Supplied records ▸

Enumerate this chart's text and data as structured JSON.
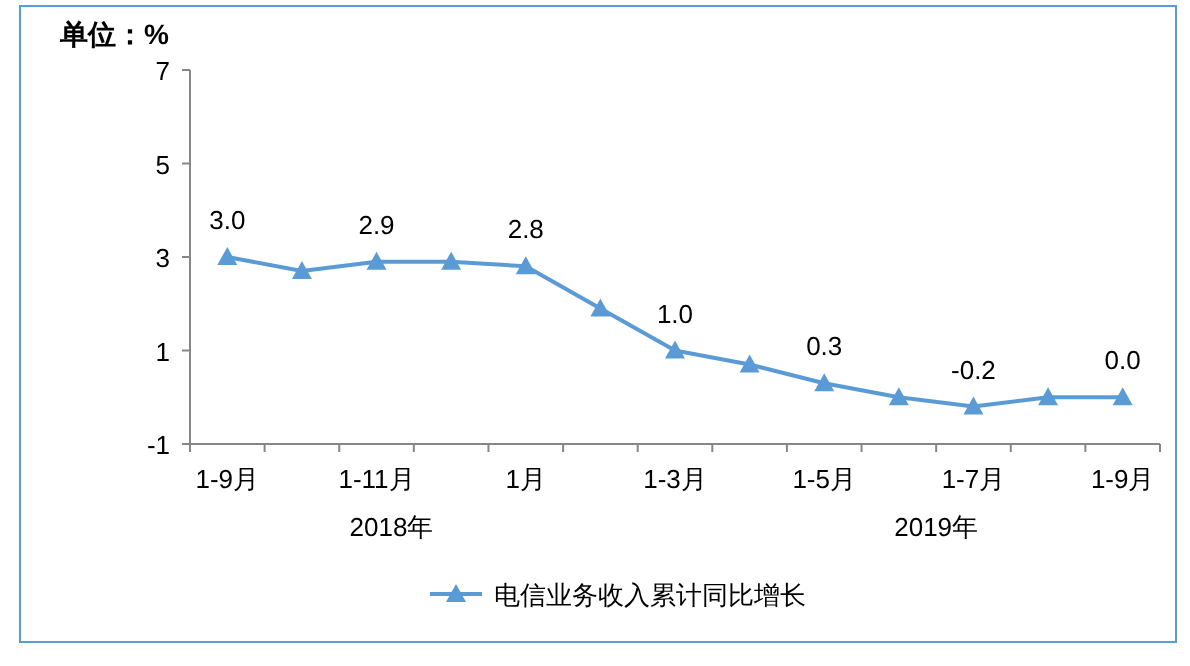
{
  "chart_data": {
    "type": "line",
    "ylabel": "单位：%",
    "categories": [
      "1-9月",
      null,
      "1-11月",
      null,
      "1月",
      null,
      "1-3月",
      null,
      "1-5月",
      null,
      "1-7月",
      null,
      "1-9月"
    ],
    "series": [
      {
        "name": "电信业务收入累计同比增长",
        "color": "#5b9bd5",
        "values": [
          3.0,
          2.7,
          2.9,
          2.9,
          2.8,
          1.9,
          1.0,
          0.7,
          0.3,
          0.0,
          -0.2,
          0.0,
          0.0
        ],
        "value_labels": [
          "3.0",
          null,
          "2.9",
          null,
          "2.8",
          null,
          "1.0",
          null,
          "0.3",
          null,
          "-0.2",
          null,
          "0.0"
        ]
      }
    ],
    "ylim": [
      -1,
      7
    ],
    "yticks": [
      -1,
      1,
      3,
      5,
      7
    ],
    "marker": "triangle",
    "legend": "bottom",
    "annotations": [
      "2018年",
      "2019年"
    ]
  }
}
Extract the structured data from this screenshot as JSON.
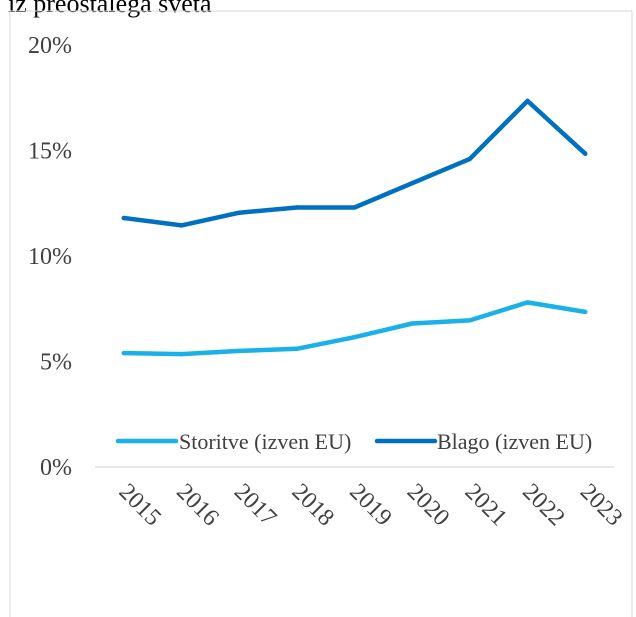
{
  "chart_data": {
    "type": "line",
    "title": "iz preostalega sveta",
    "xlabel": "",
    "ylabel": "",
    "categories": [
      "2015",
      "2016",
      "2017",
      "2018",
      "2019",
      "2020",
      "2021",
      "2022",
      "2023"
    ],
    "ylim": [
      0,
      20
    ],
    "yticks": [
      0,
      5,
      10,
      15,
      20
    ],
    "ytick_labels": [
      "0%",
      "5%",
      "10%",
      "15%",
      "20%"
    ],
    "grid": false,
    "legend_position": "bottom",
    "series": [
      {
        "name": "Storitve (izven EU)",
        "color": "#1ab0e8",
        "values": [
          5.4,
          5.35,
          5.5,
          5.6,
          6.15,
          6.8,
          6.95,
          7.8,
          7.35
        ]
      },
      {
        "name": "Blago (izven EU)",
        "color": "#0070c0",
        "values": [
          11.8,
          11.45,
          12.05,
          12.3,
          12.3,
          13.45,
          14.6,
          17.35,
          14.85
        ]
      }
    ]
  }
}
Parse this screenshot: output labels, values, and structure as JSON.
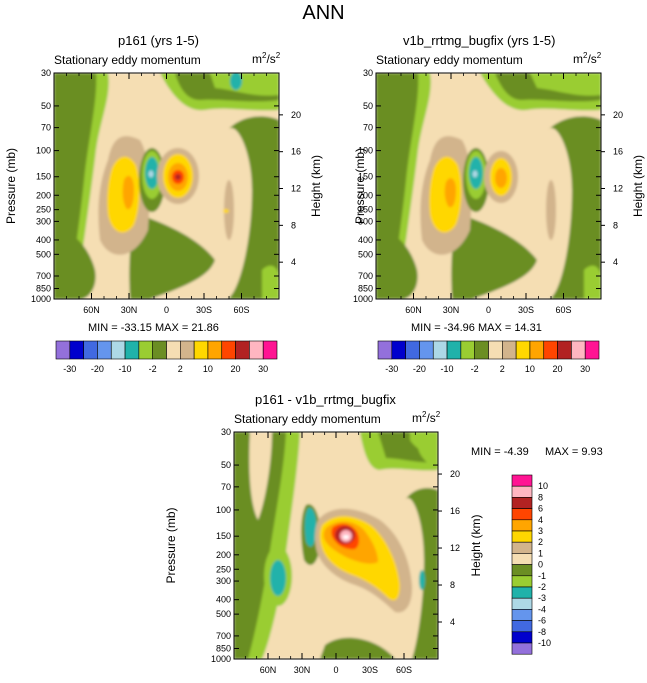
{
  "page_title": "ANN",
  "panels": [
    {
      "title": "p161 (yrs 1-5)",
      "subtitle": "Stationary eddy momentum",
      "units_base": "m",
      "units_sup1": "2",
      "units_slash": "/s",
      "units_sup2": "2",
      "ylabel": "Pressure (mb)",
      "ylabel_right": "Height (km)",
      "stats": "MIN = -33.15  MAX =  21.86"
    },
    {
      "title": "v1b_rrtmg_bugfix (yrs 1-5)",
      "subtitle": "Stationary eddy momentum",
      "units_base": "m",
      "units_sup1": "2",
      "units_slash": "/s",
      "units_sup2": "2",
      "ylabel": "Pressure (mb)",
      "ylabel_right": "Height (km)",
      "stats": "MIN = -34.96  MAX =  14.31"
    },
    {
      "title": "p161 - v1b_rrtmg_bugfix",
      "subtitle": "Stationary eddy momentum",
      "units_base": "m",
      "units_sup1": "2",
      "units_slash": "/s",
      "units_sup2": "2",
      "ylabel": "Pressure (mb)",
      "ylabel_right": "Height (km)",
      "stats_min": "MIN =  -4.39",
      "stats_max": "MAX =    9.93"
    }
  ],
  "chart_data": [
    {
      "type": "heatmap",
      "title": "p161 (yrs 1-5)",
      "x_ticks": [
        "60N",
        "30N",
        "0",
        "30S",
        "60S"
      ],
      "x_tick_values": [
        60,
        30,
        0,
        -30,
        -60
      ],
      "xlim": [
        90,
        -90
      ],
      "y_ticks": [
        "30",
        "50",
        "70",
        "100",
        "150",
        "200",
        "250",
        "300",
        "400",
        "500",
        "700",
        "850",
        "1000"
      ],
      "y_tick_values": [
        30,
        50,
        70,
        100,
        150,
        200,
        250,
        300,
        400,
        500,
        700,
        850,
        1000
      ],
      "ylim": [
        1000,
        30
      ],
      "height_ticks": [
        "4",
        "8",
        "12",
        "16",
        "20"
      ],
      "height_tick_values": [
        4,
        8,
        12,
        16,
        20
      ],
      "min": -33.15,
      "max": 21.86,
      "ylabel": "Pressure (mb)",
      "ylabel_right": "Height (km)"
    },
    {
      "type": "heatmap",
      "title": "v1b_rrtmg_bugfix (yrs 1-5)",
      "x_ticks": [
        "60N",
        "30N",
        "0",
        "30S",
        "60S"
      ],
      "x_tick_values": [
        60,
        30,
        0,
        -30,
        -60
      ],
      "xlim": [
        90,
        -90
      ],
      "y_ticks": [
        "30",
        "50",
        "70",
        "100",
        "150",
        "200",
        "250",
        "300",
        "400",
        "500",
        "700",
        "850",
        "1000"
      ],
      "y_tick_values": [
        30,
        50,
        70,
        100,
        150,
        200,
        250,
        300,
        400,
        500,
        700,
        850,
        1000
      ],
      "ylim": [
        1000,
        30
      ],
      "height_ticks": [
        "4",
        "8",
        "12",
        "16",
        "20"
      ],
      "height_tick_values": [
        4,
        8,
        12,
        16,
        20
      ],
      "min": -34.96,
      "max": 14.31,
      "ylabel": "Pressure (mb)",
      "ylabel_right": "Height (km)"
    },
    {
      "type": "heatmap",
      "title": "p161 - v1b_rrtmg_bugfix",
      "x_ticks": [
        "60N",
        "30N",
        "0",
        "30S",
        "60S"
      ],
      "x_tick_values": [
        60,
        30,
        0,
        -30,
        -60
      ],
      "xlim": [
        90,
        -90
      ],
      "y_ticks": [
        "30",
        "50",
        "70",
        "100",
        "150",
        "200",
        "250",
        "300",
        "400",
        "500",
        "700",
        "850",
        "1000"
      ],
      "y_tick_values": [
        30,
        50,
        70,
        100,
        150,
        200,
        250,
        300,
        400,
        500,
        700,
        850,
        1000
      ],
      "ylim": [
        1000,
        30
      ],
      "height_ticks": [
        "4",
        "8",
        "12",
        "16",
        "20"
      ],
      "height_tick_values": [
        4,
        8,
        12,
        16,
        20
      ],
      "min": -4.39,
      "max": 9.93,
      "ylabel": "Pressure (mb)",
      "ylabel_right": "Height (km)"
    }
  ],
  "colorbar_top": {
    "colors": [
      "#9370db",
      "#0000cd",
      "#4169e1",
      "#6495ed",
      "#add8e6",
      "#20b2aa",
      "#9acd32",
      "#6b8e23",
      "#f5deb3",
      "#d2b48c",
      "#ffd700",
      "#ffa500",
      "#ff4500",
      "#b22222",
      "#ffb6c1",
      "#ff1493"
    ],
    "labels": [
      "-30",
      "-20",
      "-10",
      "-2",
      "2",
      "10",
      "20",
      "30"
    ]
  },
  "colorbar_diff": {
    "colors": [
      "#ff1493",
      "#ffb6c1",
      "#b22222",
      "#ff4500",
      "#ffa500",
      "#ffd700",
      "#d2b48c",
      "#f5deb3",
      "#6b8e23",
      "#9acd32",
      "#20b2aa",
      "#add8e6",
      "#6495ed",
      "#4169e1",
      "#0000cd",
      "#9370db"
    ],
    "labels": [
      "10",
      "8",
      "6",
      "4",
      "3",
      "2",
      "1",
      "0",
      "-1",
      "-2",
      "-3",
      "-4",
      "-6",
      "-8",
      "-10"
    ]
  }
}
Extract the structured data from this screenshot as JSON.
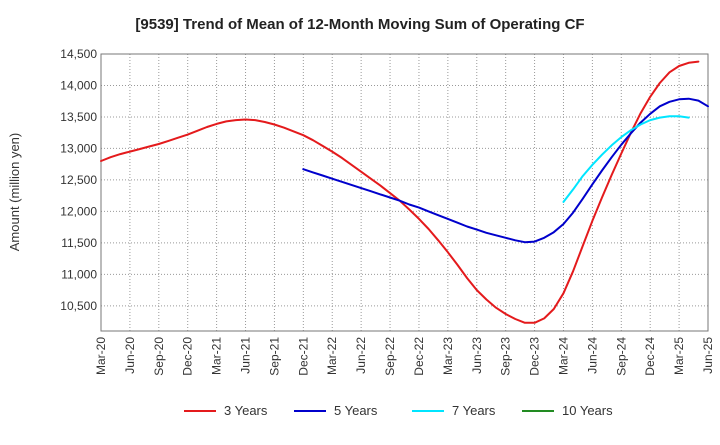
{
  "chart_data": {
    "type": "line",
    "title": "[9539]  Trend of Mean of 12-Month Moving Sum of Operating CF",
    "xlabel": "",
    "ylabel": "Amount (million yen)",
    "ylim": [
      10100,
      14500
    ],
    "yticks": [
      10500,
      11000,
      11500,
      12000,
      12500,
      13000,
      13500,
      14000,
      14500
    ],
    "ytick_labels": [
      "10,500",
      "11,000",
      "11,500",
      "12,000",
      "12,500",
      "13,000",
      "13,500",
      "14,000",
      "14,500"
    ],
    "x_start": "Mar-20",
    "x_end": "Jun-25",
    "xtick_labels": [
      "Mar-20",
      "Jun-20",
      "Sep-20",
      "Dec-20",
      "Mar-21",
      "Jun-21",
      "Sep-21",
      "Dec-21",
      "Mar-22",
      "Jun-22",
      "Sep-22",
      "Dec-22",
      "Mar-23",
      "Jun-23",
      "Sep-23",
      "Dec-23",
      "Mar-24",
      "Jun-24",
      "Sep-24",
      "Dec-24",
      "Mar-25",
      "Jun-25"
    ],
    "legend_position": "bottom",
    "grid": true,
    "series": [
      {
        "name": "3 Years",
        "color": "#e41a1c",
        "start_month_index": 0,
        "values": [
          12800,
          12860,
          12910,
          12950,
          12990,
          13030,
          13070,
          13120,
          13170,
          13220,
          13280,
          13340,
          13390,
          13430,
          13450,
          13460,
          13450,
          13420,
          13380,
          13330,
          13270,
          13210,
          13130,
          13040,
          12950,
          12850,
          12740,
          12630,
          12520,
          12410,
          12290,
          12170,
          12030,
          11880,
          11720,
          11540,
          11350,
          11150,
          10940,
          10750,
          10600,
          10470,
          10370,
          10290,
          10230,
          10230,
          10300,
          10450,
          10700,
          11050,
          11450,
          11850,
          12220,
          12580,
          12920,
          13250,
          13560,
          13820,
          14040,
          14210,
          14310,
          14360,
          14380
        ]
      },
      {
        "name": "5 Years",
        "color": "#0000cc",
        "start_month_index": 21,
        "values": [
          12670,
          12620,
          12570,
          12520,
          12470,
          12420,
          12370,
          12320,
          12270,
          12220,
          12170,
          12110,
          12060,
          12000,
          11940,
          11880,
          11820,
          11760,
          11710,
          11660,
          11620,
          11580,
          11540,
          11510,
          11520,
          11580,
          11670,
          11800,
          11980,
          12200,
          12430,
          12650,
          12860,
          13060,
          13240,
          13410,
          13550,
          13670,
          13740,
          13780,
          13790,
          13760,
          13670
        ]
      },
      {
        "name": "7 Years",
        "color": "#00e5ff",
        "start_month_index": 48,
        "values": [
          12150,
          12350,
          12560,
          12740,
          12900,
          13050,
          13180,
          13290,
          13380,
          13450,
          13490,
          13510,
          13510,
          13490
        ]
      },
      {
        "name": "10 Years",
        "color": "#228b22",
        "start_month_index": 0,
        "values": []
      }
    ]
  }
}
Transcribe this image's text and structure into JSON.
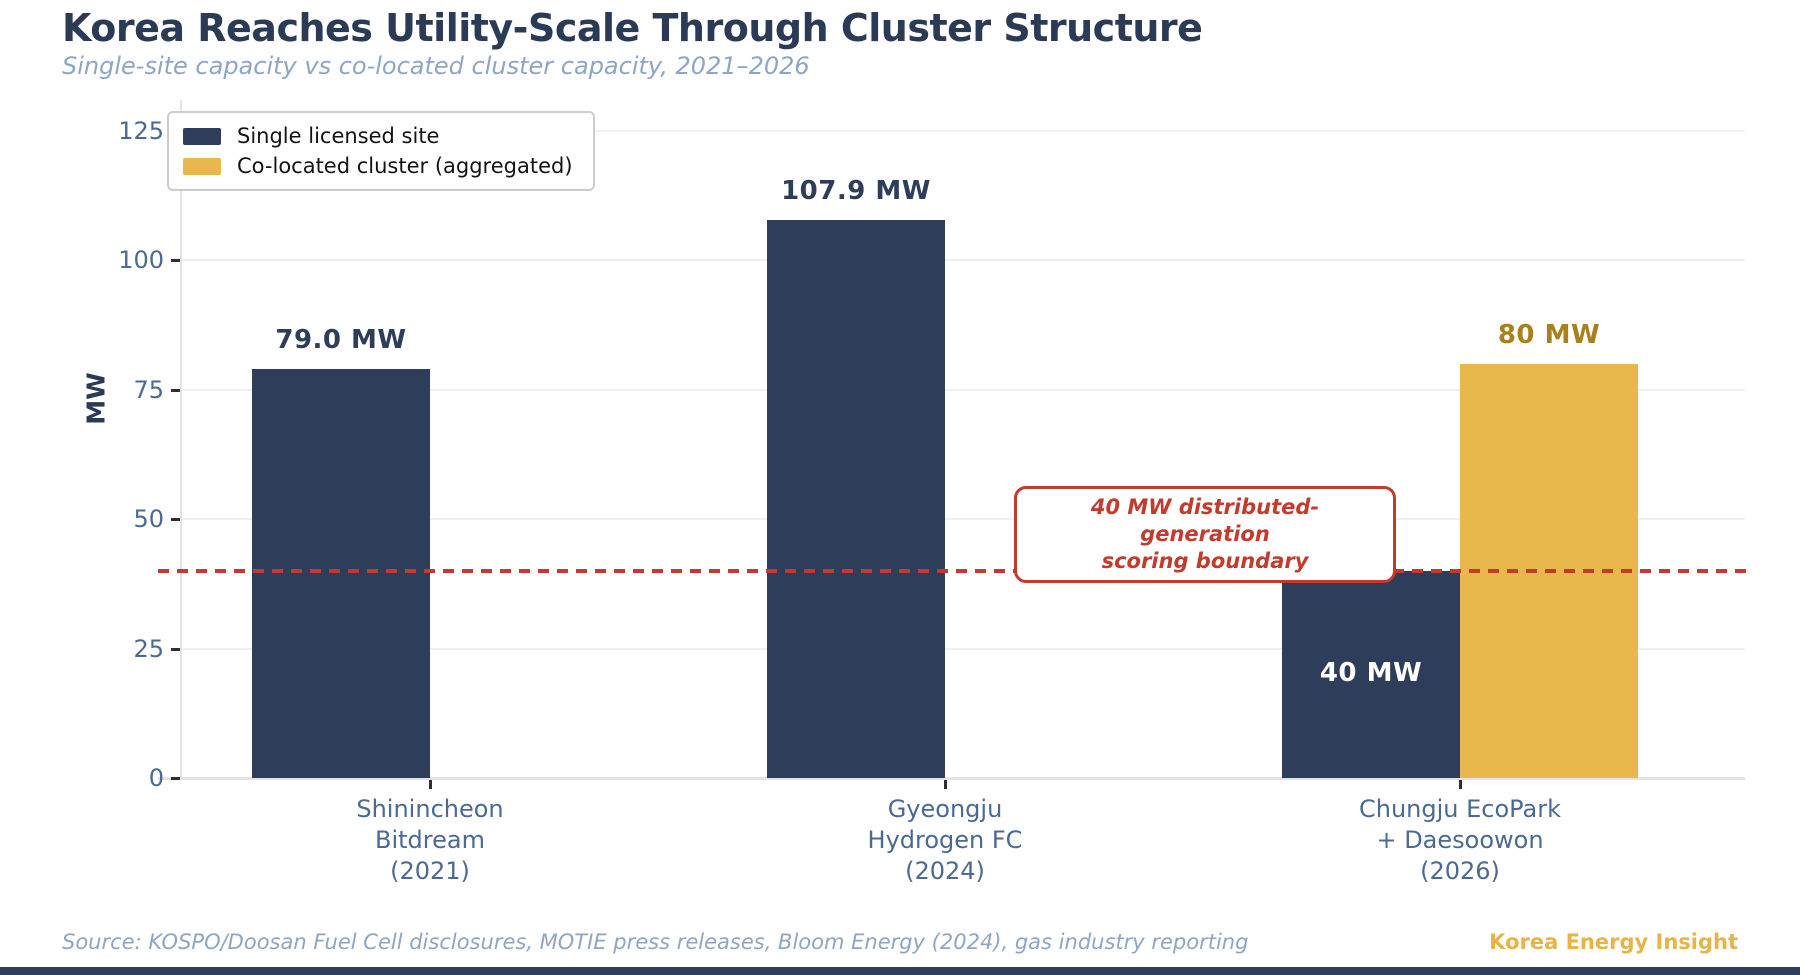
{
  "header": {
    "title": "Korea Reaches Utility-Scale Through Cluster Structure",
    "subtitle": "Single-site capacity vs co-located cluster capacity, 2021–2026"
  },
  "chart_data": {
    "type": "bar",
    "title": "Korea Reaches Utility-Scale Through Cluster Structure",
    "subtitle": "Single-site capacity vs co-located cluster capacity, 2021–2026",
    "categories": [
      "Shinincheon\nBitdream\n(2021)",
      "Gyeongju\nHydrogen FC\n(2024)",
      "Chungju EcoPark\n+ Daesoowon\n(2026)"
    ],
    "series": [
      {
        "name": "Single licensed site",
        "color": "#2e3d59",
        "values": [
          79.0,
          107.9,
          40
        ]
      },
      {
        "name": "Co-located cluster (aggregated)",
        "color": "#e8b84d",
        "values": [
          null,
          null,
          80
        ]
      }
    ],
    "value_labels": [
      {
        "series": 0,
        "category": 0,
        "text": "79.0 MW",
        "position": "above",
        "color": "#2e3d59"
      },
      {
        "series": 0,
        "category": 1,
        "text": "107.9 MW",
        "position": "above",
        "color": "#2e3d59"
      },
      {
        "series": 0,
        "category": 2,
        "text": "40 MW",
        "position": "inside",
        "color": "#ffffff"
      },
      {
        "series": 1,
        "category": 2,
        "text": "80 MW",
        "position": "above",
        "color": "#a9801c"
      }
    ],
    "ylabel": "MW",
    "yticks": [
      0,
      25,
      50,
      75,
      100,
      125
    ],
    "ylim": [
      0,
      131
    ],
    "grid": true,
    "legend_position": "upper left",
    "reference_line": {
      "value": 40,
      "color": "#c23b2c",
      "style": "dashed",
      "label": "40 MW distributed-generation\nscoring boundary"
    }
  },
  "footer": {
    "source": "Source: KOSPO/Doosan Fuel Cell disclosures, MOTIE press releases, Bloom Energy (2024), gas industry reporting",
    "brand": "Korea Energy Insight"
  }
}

What this task involves ▸ Isolate each line of the listing above that includes "izven". Copy it.

Output for this task ▸
        "name": "Storitve (izven EU)",
        "name": "Blago (izven EU)",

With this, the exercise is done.